— Start STORED DATA —

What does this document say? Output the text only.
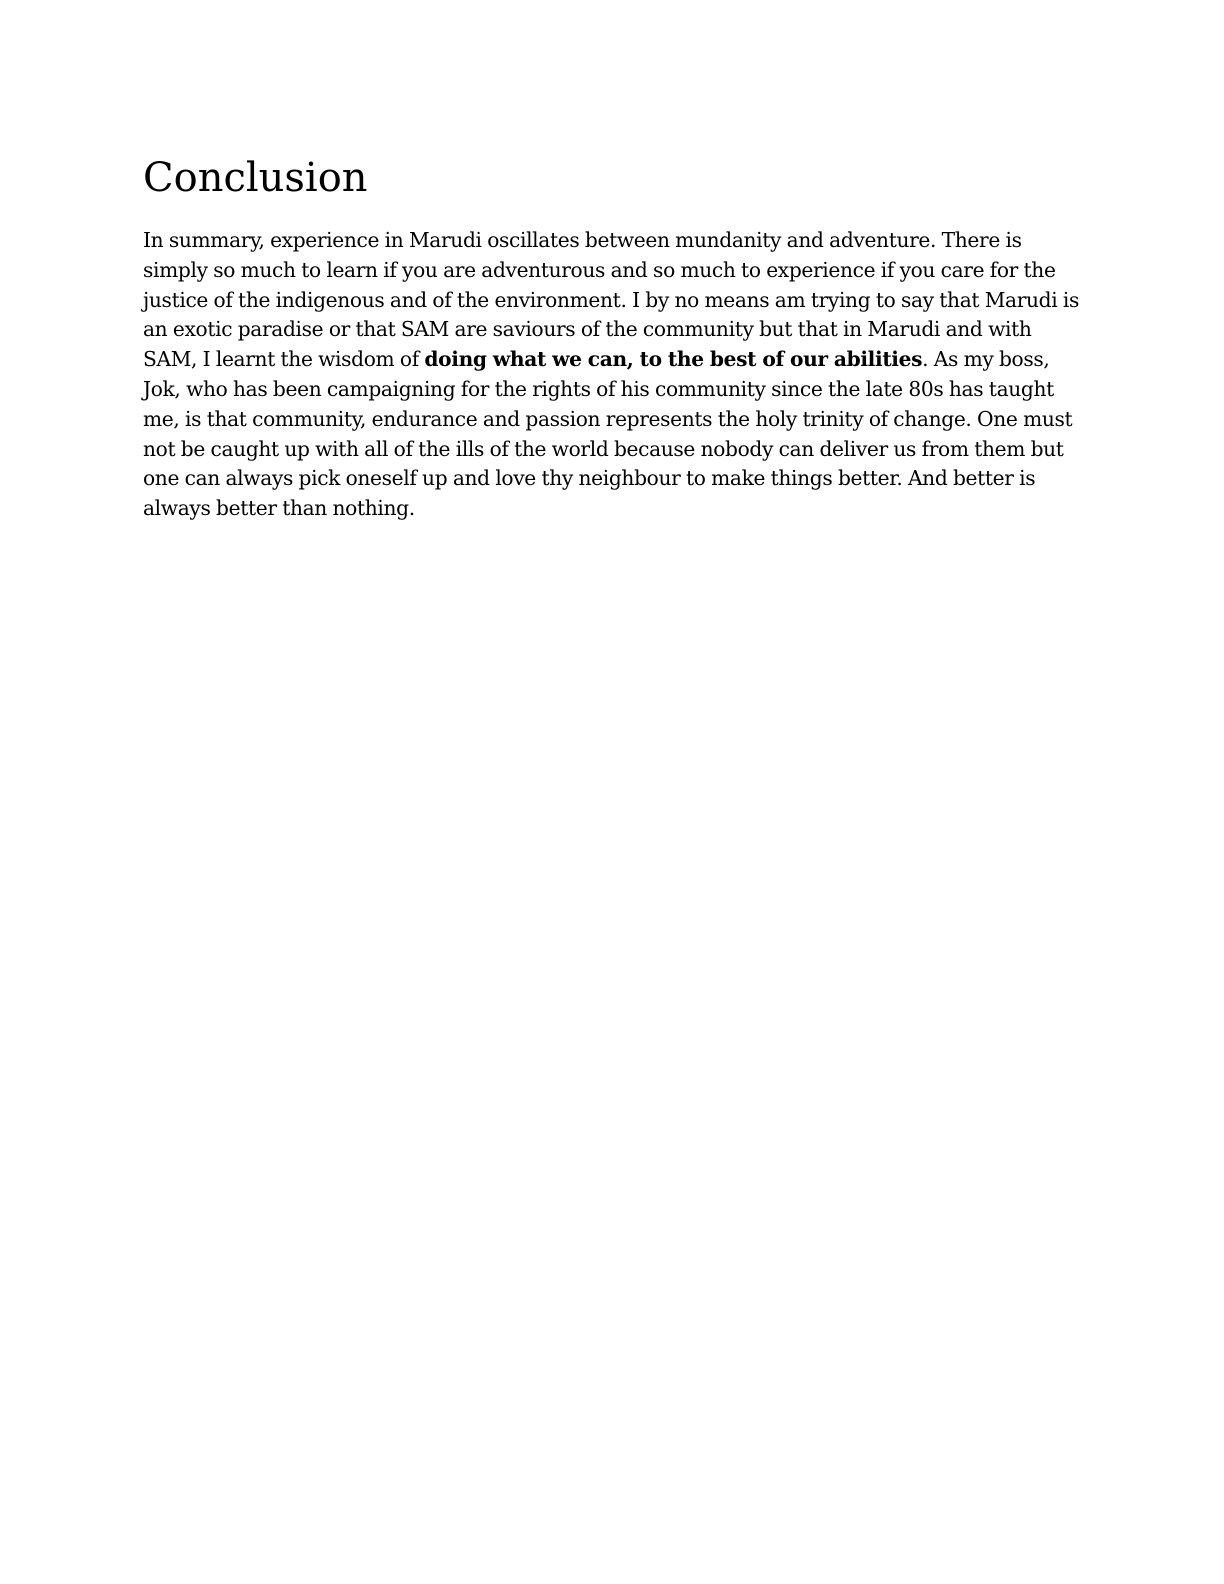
Conclusion

In summary, experience in Marudi oscillates between mundanity and adventure. There is simply so much to learn if you are adventurous and so much to experience if you care for the justice of the indigenous and of the environment. I by no means am trying to say that Marudi is an exotic paradise or that SAM are saviours of the community but that in Marudi and with SAM, I learnt the wisdom of doing what we can, to the best of our abilities. As my boss, Jok, who has been campaigning for the rights of his community since the late 80s has taught me, is that community, endurance and passion represents the holy trinity of change. One must not be caught up with all of the ills of the world because nobody can deliver us from them but one can always pick oneself up and love thy neighbour to make things better. And better is always better than nothing.
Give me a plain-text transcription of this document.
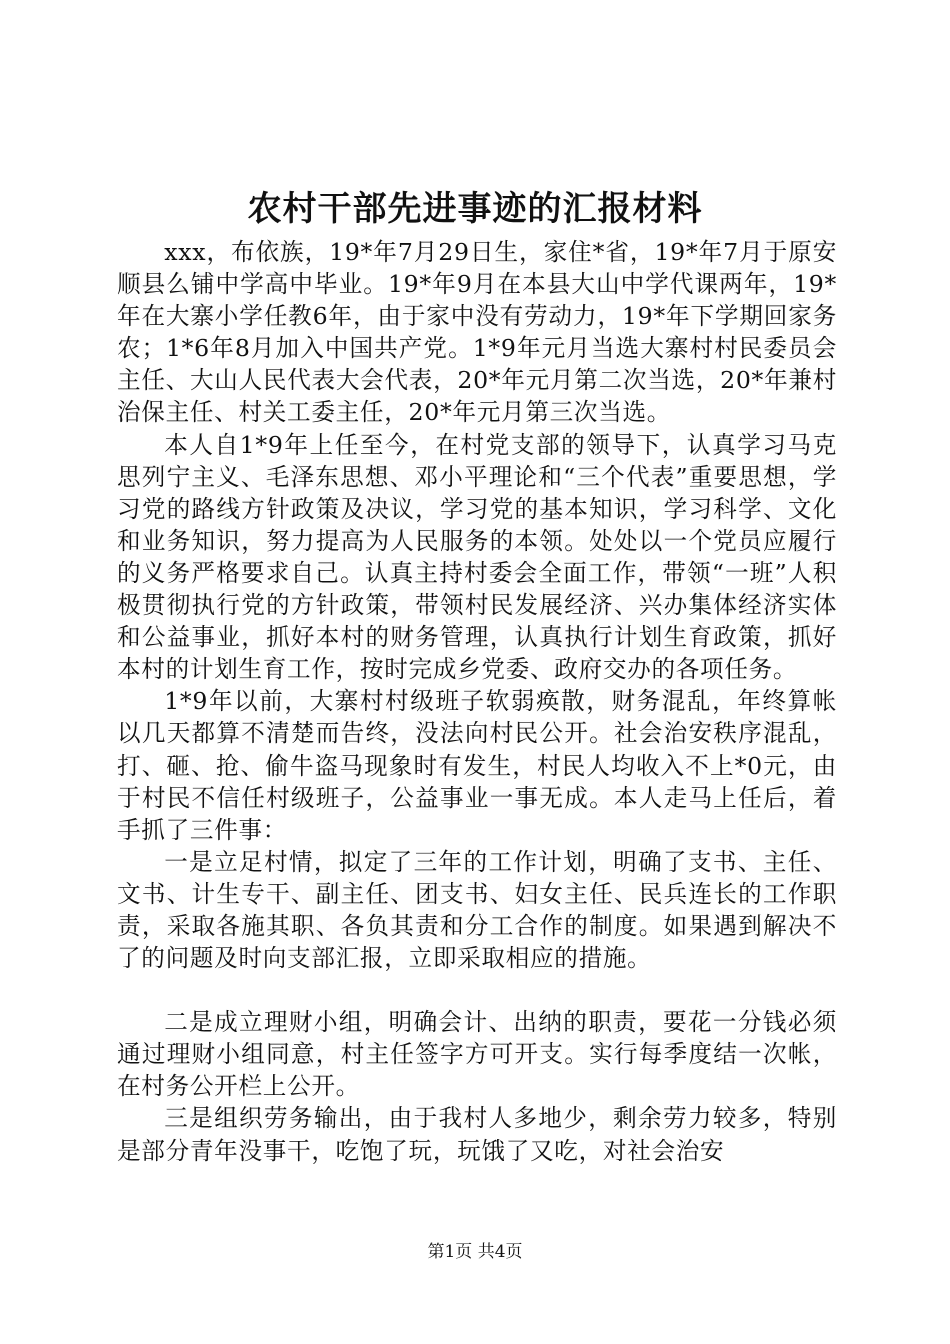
农村干部先进事迹的汇报材料

xxx，布依族，19*年7月29日生，家住*省，19*年7月于原安顺县么铺中学高中毕业。19*年9月在本县大山中学代课两年，19*年在大寨小学任教6年，由于家中没有劳动力，19*年下学期回家务农；1*6年8月加入中国共产党。1*9年元月当选大寨村村民委员会主任、大山人民代表大会代表，20*年元月第二次当选，20*年兼村治保主任、村关工委主任，20*年元月第三次当选。

本人自1*9年上任至今，在村党支部的领导下，认真学习马克思列宁主义、毛泽东思想、邓小平理论和“三个代表”重要思想，学习党的路线方针政策及决议，学习党的基本知识，学习科学、文化和业务知识，努力提高为人民服务的本领。处处以一个党员应履行的义务严格要求自己。认真主持村委会全面工作，带领“一班”人积极贯彻执行党的方针政策，带领村民发展经济、兴办集体经济实体和公益事业，抓好本村的财务管理，认真执行计划生育政策，抓好本村的计划生育工作，按时完成乡党委、政府交办的各项任务。

1*9年以前，大寨村村级班子软弱痪散，财务混乱，年终算帐以几天都算不清楚而告终，没法向村民公开。社会治安秩序混乱，打、砸、抢、偷牛盗马现象时有发生，村民人均收入不上*0元，由于村民不信任村级班子，公益事业一事无成。本人走马上任后，着手抓了三件事：

一是立足村情，拟定了三年的工作计划，明确了支书、主任、文书、计生专干、副主任、团支书、妇女主任、民兵连长的工作职责，采取各施其职、各负其责和分工合作的制度。如果遇到解决不了的问题及时向支部汇报，立即采取相应的措施。

二是成立理财小组，明确会计、出纳的职责，要花一分钱必须通过理财小组同意，村主任签字方可开支。实行每季度结一次帐，在村务公开栏上公开。

三是组织劳务输出，由于我村人多地少，剩余劳力较多，特别是部分青年没事干，吃饱了玩，玩饿了又吃，对社会治安

第1页 共4页
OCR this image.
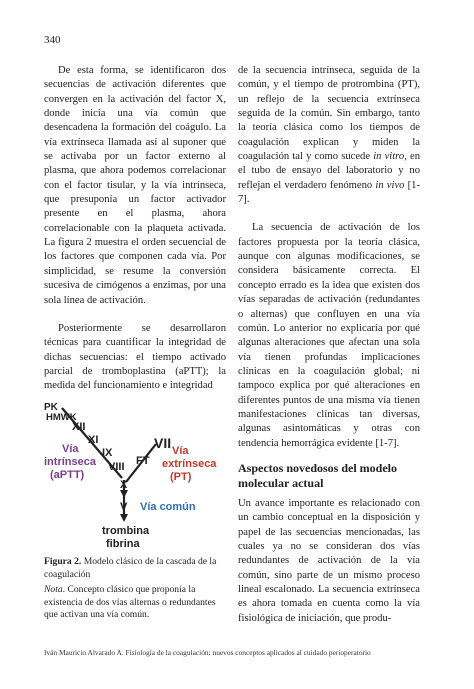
340

De esta forma, se identificaron dos secuencias de activación diferentes que convergen en la activación del factor X, donde inicia una vía común que desencadena la formación del coágulo. La vía extrínseca llamada así al suponer que se activaba por un factor externo al plasma, que ahora podemos correlacionar con el factor tisular, y la vía intrínseca, que presuponía un factor activador presente en el plasma, ahora correlacionable con la plaqueta activada. La figura 2 muestra el orden secuencial de los factores que componen cada vía. Por simplicidad, se resume la conversión sucesiva de cimógenos a enzimas, por una sola línea de activación.

Posteriormente se desarrollaron técnicas para cuantificar la integridad de dichas secuencias: el tiempo activado parcial de tromboplastina (aPTT); la medida del funcionamiento e integridad

PK
HMWK
XII
XI
IX
VIII
VII
FT
X
V
Vía
intrínseca
(aPTT)
Vía
extrínseca
(PT)
Vía común
trombina
fibrina
Figura 2. Modelo clásico de la cascada de la coagulación
Nota. Concepto clásico que proponía la existencia de dos vías alternas o redundantes que activan una vía común.

de la secuencia intrínseca, seguida de la común, y el tiempo de protrombina (PT), un reflejo de la secuencia extrínseca seguida de la común. Sin embargo, tanto la teoría clásica como los tiempos de coagulación explican y miden la coagulación tal y como sucede in vitro, en el tubo de ensayo del laboratorio y no reflejan el verdadero fenómeno in vivo [1-7].

La secuencia de activación de los factores propuesta por la teoría clásica, aunque con algunas modificaciones, se considera básicamente correcta. El concepto errado es la idea que existen dos vías separadas de activación (redundantes o alternas) que confluyen en una vía común. Lo anterior no explicaría por qué algunas alteraciones que afectan una sola vía tienen profundas implicaciones clínicas en la coagulación global; ni tampoco explica por qué alteraciones en diferentes puntos de una misma vía tienen manifestaciones clínicas tan diversas, algunas asintomáticas y otras con tendencia hemorrágica evidente [1-7].

Aspectos novedosos del modelo molecular actual

Un avance importante es relacionado con un cambio conceptual en la disposición y papel de las secuencias mencionadas, las cuales ya no se consideran dos vías redundantes de activación de la vía común, sino parte de un mismo proceso lineal escalonado. La secuencia extrínseca es ahora tomada en cuenta como la vía fisiológica de iniciación, que produ-

Iván Mauricio Alvarado A. Fisiología de la coagulación: nuevos conceptos aplicados al cuidado perioperatorio
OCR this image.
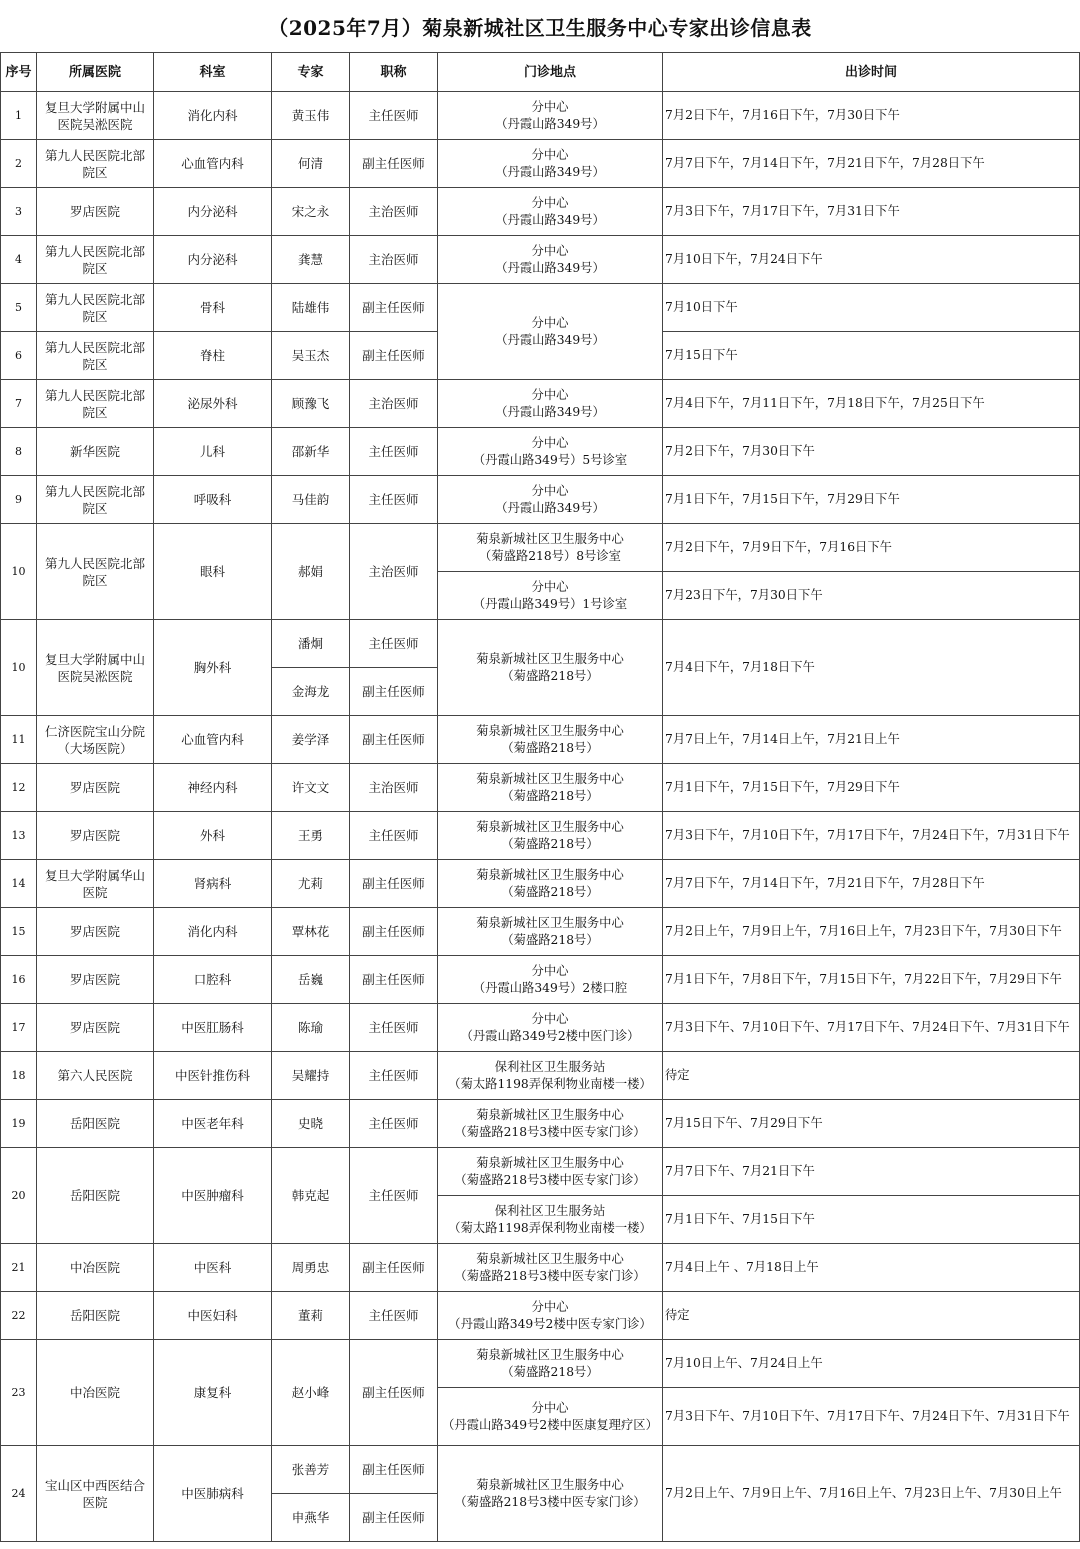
（2025年7月）菊泉新城社区卫生服务中心专家出诊信息表
序号	所属医院	科室	专家	职称	门诊地点	出诊时间
1	复旦大学附属中山医院吴淞医院	消化内科	黄玉伟	主任医师	分中心
（丹霞山路349号）	7月2日下午，7月16日下午，7月30日下午
2	第九人民医院北部院区	心血管内科	何清	副主任医师	分中心
（丹霞山路349号）	7月7日下午，7月14日下午，7月21日下午，7月28日下午
3	罗店医院	内分泌科	宋之永	主治医师	分中心
（丹霞山路349号）	7月3日下午，7月17日下午，7月31日下午
4	第九人民医院北部院区	内分泌科	龚慧	主治医师	分中心
（丹霞山路349号）	7月10日下午，7月24日下午
5	第九人民医院北部院区	骨科	陆雄伟	副主任医师	分中心
（丹霞山路349号）	7月10日下午
6	第九人民医院北部院区	脊柱	吴玉杰	副主任医师		7月15日下午
7	第九人民医院北部院区	泌尿外科	顾豫飞	主治医师	分中心
（丹霞山路349号）	7月4日下午，7月11日下午，7月18日下午，7月25日下午
8	新华医院	儿科	邵新华	主任医师	分中心
（丹霞山路349号）5号诊室	7月2日下午，7月30日下午
9	第九人民医院北部院区	呼吸科	马佳韵	主任医师	分中心
（丹霞山路349号）	7月1日下午，7月15日下午，7月29日下午
10	第九人民医院北部院区	眼科	郝娟	主治医师	菊泉新城社区卫生服务中心
（菊盛路218号）8号诊室	7月2日下午，7月9日下午，7月16日下午
					分中心
（丹霞山路349号）1号诊室	7月23日下午，7月30日下午
10	复旦大学附属中山医院吴淞医院	胸外科	潘炯	主任医师	菊泉新城社区卫生服务中心
（菊盛路218号）	7月4日下午，7月18日下午
			金海龙	副主任医师		
11	仁济医院宝山分院（大场医院）	心血管内科	姜学泽	副主任医师	菊泉新城社区卫生服务中心
（菊盛路218号）	7月7日上午，7月14日上午，7月21日上午
12	罗店医院	神经内科	许文文	主治医师	菊泉新城社区卫生服务中心
（菊盛路218号）	7月1日下午，7月15日下午，7月29日下午
13	罗店医院	外科	王勇	主任医师	菊泉新城社区卫生服务中心
（菊盛路218号）	7月3日下午，7月10日下午，7月17日下午，7月24日下午，7月31日下午
14	复旦大学附属华山医院	肾病科	尤莉	副主任医师	菊泉新城社区卫生服务中心
（菊盛路218号）	7月7日下午，7月14日下午，7月21日下午，7月28日下午
15	罗店医院	消化内科	覃林花	副主任医师	菊泉新城社区卫生服务中心
（菊盛路218号）	7月2日上午，7月9日上午，7月16日上午，7月23日下午，7月30日下午
16	罗店医院	口腔科	岳巍	副主任医师	分中心
（丹霞山路349号）2楼口腔	7月1日下午，7月8日下午，7月15日下午，7月22日下午，7月29日下午
17	罗店医院	中医肛肠科	陈瑜	主任医师	分中心
（丹霞山路349号2楼中医门诊）	7月3日下午、7月10日下午、7月17日下午、7月24日下午、7月31日下午
18	第六人民医院	中医针推伤科	吴耀持	主任医师	保利社区卫生服务站
（菊太路1198弄保利物业南楼一楼）	待定
19	岳阳医院	中医老年科	史晓	主任医师	菊泉新城社区卫生服务中心
（菊盛路218号3楼中医专家门诊）	7月15日下午、7月29日下午
20	岳阳医院	中医肿瘤科	韩克起	主任医师	菊泉新城社区卫生服务中心
（菊盛路218号3楼中医专家门诊）	7月7日下午、7月21日下午
					保利社区卫生服务站
（菊太路1198弄保利物业南楼一楼）	7月1日下午、7月15日下午
21	中冶医院	中医科	周勇忠	副主任医师	菊泉新城社区卫生服务中心
（菊盛路218号3楼中医专家门诊）	7月4日上午 、7月18日上午
22	岳阳医院	中医妇科	董莉	主任医师	分中心
（丹霞山路349号2楼中医专家门诊）	待定
23	中冶医院	康复科	赵小峰	副主任医师	菊泉新城社区卫生服务中心
（菊盛路218号）	7月10日上午、7月24日上午
					分中心
（丹霞山路349号2楼中医康复理疗区）	7月3日下午、7月10日下午、7月17日下午、7月24日下午、7月31日下午
24	宝山区中西医结合医院	中医肺病科	张善芳	副主任医师	菊泉新城社区卫生服务中心
（菊盛路218号3楼中医专家门诊）	7月2日上午、7月9日上午、7月16日上午、7月23日上午、7月30日上午
			申燕华	副主任医师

— End STORED DATA —

◆ **WHAT TO PRODUCE**
Filter the data, keeping only the lines that contain "第九人民医院北部院区".

◆ **WRITTEN SOLUTION**
2	第九人民医院北部院区	心血管内科	何清	副主任医师	分中心
4	第九人民医院北部院区	内分泌科	龚慧	主治医师	分中心
5	第九人民医院北部院区	骨科	陆雄伟	副主任医师	分中心
6	第九人民医院北部院区	脊柱	吴玉杰	副主任医师		7月15日下午
7	第九人民医院北部院区	泌尿外科	顾豫飞	主治医师	分中心
9	第九人民医院北部院区	呼吸科	马佳韵	主任医师	分中心
10	第九人民医院北部院区	眼科	郝娟	主治医师	菊泉新城社区卫生服务中心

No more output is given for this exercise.